SET PROBLEM – Pull every line that holds the word "User" from the entries.

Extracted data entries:
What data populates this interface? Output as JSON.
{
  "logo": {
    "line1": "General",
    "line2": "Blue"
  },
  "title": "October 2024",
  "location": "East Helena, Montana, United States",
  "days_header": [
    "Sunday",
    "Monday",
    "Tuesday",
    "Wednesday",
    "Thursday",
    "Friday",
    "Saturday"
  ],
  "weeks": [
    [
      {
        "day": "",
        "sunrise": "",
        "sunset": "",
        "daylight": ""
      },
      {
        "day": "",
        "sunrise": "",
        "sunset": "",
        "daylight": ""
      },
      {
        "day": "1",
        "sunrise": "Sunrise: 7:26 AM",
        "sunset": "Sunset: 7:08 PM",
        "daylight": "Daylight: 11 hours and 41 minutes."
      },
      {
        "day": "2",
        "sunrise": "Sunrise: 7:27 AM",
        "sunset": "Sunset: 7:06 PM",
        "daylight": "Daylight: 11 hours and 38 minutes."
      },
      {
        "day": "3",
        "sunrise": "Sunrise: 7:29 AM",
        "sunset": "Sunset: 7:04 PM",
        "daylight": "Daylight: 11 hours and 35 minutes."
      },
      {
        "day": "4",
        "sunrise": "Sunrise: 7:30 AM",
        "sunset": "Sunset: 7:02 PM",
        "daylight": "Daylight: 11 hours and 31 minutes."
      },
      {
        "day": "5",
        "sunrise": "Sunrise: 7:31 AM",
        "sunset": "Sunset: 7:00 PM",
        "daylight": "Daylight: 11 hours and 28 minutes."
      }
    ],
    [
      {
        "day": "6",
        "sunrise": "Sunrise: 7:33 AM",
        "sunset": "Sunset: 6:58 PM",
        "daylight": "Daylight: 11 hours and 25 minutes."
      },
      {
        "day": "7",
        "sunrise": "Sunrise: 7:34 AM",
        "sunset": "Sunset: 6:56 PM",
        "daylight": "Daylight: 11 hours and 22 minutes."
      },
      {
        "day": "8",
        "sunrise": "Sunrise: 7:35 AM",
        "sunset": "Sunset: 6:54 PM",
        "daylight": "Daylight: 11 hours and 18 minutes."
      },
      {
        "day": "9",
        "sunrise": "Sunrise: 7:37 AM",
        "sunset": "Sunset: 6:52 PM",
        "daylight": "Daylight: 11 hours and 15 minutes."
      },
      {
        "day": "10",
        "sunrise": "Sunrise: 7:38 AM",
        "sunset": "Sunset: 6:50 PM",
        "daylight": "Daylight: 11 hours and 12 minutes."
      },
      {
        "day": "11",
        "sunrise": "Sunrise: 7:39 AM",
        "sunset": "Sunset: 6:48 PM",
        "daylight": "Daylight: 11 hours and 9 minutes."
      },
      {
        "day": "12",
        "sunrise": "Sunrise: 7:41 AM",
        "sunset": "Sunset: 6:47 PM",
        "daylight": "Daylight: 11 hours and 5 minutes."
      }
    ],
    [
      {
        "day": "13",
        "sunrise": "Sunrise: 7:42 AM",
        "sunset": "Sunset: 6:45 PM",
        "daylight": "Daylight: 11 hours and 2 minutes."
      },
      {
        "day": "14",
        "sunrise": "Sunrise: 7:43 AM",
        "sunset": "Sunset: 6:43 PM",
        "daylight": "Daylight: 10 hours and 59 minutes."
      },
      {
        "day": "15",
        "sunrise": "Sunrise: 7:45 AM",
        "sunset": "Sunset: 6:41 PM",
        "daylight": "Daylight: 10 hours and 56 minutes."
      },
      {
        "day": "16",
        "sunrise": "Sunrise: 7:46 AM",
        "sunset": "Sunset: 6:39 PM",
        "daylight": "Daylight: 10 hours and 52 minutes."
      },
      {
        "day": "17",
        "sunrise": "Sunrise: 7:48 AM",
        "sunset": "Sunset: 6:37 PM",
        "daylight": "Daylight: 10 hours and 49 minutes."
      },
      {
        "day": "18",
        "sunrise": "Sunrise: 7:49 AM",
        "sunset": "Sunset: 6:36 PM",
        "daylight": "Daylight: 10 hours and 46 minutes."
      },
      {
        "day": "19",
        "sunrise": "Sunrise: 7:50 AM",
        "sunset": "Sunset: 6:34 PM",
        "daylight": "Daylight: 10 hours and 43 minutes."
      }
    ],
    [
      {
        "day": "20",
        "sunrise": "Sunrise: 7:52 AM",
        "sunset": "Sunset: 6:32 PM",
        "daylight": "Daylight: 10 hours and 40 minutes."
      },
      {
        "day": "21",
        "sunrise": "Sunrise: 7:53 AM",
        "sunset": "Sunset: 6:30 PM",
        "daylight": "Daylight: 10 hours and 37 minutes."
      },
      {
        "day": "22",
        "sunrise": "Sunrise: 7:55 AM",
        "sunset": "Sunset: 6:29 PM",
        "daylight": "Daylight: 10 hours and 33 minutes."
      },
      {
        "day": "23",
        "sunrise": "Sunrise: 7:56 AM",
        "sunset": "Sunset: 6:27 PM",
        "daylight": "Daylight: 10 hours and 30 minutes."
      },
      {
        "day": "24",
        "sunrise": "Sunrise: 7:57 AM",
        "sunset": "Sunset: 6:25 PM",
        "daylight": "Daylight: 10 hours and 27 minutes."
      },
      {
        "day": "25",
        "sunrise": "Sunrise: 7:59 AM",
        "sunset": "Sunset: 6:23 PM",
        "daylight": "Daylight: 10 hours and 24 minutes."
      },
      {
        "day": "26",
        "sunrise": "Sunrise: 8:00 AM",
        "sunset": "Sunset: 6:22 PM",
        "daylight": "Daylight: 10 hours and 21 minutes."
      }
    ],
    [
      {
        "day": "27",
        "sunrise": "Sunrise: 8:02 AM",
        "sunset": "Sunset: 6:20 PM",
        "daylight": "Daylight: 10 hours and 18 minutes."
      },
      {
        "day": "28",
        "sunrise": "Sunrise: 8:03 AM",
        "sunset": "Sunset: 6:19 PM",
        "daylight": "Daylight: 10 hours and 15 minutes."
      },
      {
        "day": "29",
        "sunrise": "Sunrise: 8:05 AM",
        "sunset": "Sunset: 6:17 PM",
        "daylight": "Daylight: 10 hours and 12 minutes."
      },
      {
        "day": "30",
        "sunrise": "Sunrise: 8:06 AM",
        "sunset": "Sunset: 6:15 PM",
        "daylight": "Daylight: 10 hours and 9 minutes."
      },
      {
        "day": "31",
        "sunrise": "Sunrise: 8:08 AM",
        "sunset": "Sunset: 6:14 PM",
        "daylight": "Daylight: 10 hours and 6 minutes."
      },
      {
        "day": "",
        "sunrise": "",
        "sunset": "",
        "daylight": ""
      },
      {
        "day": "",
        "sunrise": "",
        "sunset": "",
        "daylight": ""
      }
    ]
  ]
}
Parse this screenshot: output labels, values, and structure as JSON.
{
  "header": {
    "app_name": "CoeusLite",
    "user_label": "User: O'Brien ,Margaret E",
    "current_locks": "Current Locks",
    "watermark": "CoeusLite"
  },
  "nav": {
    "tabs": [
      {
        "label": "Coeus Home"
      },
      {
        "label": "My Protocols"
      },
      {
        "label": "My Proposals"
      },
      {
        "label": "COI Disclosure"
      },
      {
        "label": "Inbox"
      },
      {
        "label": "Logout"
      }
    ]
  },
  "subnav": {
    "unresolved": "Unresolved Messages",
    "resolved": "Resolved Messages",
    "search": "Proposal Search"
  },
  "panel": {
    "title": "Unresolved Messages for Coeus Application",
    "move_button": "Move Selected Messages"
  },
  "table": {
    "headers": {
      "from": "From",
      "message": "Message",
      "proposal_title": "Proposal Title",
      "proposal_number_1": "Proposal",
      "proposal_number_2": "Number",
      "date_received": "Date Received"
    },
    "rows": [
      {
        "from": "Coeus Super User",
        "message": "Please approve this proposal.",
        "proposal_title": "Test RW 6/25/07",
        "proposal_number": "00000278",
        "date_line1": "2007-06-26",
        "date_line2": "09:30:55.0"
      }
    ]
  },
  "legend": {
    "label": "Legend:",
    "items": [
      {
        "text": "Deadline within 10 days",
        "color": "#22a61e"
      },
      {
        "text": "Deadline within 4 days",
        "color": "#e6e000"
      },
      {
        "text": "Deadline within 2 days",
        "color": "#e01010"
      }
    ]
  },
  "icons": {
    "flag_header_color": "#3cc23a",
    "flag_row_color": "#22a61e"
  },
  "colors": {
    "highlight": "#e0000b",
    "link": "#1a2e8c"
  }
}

--

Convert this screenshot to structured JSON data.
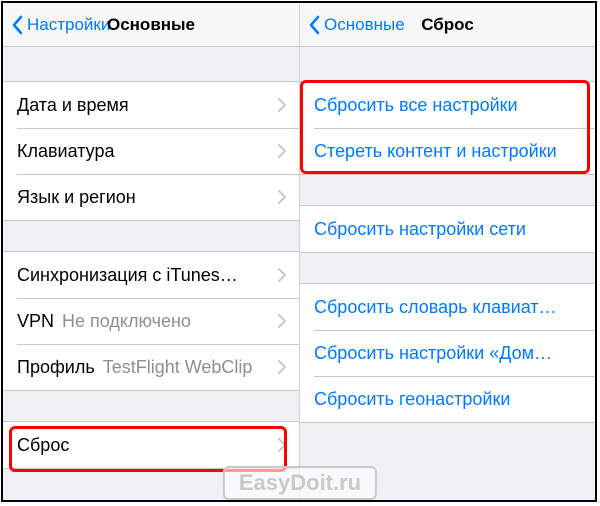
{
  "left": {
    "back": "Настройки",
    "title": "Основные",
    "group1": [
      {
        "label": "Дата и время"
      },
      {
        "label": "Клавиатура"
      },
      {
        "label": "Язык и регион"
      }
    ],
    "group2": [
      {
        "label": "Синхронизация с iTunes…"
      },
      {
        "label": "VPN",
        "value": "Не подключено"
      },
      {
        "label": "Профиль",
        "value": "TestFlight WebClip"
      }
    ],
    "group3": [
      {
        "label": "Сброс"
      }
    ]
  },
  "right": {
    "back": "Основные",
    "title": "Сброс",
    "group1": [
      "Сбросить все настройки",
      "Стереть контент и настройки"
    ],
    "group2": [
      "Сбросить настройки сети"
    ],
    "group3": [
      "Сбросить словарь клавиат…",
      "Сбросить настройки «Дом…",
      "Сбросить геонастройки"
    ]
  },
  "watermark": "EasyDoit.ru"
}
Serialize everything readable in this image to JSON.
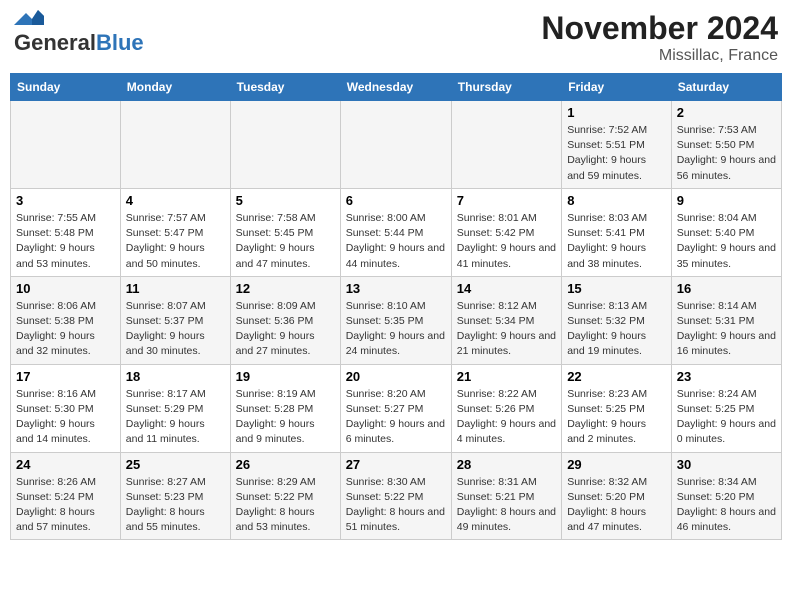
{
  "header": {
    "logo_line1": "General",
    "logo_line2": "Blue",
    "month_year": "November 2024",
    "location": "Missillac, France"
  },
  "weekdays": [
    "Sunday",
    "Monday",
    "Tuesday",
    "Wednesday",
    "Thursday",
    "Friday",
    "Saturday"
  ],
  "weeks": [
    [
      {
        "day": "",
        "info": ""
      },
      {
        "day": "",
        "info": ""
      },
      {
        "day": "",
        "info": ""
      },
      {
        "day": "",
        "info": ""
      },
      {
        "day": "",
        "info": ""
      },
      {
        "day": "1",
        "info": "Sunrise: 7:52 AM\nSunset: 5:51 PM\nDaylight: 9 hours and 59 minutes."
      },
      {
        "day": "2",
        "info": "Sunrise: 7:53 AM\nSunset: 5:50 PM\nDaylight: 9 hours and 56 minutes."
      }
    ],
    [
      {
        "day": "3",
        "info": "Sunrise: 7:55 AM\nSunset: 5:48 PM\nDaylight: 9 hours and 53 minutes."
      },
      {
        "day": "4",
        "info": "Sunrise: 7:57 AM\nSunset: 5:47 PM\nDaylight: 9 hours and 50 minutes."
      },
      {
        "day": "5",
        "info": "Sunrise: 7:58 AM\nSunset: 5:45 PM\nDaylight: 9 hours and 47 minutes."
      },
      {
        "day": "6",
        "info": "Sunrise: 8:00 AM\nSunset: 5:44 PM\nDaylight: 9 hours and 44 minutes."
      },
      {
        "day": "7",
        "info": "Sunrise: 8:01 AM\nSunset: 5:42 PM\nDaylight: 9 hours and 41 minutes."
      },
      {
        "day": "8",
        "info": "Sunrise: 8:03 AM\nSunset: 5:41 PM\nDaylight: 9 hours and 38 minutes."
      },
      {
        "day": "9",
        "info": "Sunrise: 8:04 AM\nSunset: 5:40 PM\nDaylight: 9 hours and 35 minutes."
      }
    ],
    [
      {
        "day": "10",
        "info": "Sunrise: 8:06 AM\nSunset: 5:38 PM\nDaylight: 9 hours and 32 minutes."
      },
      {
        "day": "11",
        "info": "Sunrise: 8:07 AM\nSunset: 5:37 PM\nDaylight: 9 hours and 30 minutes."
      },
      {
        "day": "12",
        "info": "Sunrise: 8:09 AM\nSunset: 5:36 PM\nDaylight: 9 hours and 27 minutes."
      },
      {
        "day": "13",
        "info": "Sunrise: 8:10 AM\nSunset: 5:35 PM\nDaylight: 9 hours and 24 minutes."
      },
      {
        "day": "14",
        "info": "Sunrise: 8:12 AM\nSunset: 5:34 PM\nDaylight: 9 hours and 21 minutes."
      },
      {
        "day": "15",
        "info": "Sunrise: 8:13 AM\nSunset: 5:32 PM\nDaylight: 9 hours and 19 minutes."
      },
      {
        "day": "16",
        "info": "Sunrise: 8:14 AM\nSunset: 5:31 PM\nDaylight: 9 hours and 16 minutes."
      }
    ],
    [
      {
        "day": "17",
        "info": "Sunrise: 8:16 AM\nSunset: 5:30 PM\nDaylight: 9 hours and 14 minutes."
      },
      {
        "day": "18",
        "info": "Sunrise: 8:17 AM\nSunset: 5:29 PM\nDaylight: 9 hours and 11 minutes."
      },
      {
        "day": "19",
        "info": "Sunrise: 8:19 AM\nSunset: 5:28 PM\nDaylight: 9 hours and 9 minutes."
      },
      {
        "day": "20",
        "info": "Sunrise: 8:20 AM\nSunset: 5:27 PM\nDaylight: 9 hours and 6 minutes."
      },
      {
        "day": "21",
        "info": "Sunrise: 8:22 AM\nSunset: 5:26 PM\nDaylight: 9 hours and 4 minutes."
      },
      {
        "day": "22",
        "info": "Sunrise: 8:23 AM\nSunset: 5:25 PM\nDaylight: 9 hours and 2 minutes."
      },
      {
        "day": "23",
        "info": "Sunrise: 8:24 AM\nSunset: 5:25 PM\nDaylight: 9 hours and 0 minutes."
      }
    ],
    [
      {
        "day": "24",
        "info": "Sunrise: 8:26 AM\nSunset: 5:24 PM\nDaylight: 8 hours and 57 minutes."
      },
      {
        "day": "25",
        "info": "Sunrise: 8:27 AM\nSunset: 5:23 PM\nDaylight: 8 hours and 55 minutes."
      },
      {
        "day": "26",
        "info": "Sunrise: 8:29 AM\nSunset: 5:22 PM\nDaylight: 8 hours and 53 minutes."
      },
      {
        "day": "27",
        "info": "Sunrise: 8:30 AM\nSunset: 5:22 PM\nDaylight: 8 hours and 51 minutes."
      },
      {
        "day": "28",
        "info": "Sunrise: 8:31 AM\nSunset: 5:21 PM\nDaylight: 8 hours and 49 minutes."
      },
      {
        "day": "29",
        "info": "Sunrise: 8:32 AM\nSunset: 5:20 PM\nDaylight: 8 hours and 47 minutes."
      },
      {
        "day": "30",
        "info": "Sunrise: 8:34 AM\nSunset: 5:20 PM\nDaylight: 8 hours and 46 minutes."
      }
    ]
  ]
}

ANSWER BELOW –
    "user_label": "User: O'Brien ,Margaret E",
        "from": "Coeus Super User",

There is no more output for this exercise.